BEGIN Records supplied

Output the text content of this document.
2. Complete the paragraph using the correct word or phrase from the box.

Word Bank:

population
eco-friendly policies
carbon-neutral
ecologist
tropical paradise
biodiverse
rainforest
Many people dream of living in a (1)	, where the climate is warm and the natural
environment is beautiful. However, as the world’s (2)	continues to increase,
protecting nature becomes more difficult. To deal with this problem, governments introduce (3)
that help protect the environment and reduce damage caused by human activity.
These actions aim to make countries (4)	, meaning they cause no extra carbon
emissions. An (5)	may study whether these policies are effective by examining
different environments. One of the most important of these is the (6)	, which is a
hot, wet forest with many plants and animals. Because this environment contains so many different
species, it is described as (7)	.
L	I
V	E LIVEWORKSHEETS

END Records supplied

• _Prompt_
Working from the entries above, return all lines that contain "policies".

• _Solution to this task_
eco-friendly policies
emissions. An (5)	may study whether these policies are effective by examining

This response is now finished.